Lockheed Martin has revealed new details of Cormorant, a unique unmanned combat air vehicle (UCAV) designed to be launched and recovered from a submerged submarine. Key technologies for Cormorant -- also known as the Multi-Purpose UAV (MPUAV) -- are being demonstrated under a 16-month Phase 1 contract issued to Lockheed Martin and its team-mates (including General Dynamics Electric Boat) in May 2005.
The above is from Jane's digest. If this thing is easy to lauch from a sub, would it be easy to launch and retrieve from a research ship? And would it be a good platform for a magnetometer?

Posted by Kurt | Permalink

12.03.2005 07:38

Why my blog is going away

I am getting down to the wire on my PhD. Unfortunately, this means that I have a negative amount time available to anything else until this thing gets submitted. Plus, I need to come up with another server. My blog may be back in about Feb.

● **Stated exercise**
Read the blog excerpt above. For each of these statements, say yes or no and quote the words from the blog excerpt that settle it. 1. Cormorant is meant to be launched and recovered from a submerged submarine. 2. The Phase 1 contract runs for 12 months. 3. The writer expects the blog to return around February.

● **Provided data**

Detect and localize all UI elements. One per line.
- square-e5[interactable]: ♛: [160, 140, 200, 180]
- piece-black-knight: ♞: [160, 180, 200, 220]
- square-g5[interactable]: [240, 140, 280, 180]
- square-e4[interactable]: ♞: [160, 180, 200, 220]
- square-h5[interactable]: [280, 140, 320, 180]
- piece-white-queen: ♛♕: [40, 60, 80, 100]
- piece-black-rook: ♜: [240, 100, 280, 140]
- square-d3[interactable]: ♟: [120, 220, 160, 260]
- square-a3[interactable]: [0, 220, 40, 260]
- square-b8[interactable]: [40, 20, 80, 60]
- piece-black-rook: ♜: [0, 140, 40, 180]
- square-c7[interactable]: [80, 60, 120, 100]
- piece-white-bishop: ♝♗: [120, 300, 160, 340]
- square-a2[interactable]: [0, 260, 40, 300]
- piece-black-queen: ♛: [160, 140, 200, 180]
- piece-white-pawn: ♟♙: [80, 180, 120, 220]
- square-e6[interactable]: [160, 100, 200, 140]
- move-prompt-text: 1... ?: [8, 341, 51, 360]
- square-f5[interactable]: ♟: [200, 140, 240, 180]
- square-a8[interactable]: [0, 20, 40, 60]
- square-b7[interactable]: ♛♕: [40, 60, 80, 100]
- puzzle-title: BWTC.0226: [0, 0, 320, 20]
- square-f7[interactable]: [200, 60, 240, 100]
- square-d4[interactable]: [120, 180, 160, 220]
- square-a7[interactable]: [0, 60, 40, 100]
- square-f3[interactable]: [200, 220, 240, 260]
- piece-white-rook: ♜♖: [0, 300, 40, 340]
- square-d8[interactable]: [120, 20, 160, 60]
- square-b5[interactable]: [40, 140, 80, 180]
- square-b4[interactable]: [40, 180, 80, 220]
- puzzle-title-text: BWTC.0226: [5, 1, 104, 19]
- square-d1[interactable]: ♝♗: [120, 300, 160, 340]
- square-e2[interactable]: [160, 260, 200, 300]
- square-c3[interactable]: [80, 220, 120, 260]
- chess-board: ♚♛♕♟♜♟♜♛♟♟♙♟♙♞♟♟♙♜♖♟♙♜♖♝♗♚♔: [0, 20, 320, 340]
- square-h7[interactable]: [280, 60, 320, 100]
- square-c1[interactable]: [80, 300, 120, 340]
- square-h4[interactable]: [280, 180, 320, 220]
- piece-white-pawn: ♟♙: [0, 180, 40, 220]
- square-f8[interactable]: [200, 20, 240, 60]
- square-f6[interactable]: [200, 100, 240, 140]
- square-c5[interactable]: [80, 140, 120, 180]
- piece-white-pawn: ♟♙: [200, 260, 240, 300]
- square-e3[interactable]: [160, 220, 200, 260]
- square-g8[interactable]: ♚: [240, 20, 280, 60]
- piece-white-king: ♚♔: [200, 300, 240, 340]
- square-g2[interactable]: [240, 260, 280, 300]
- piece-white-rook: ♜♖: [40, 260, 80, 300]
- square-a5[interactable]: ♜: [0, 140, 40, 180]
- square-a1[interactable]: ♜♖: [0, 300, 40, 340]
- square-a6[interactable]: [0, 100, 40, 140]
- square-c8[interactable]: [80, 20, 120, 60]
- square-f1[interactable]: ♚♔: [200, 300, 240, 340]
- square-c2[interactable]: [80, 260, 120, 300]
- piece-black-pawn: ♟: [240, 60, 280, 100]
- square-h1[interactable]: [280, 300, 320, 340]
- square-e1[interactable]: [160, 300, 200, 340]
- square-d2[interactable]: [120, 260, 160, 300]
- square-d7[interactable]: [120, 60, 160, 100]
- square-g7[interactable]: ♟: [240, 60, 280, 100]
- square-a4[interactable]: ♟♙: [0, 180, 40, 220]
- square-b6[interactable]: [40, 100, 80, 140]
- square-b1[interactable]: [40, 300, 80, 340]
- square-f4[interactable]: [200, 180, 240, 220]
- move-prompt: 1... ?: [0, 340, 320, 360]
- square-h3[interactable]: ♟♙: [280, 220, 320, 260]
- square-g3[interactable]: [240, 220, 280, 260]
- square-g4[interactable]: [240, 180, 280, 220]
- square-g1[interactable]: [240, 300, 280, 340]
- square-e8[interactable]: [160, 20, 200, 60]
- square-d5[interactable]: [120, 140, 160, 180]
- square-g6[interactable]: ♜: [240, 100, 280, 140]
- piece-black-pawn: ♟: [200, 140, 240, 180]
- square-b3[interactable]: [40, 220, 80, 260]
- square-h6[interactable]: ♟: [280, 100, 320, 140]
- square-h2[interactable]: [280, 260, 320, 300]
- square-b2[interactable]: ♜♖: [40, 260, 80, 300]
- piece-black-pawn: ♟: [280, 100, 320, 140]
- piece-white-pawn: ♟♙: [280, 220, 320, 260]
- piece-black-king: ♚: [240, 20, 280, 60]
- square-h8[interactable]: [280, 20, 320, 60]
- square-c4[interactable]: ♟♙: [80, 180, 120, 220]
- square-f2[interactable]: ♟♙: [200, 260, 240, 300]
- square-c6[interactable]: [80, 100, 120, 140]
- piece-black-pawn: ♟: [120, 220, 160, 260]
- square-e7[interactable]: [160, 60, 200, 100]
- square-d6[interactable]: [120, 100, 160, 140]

● **The completed task**
1. Yes: "designed to be launched and recovered from a submerged submarine"
2. No: "a 16-month Phase 1 contract"
3. Yes: "My blog may be back in about Feb."